__What this task involves__. Determine how many lines in the entries below include "eines". The reply should be that number and nothing else.
***** Exercise input
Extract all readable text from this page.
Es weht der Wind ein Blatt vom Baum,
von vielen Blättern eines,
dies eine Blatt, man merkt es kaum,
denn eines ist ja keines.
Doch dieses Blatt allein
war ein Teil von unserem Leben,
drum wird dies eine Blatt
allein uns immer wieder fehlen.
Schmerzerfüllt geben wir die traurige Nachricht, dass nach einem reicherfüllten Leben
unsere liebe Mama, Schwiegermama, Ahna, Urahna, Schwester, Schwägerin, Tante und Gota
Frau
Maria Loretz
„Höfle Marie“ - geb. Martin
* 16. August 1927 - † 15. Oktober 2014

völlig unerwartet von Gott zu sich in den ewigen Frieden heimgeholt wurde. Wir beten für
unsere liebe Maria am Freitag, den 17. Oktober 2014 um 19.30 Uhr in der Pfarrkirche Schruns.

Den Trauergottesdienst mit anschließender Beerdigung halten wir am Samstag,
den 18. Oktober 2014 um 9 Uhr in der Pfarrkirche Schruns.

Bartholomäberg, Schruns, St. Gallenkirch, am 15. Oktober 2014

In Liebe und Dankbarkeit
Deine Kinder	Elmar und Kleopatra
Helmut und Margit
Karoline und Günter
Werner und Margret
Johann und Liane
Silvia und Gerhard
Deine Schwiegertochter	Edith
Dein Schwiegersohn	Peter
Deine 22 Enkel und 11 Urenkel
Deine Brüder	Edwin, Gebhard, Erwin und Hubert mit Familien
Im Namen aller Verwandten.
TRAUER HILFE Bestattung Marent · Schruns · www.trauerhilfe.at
**********
__Task output__. 2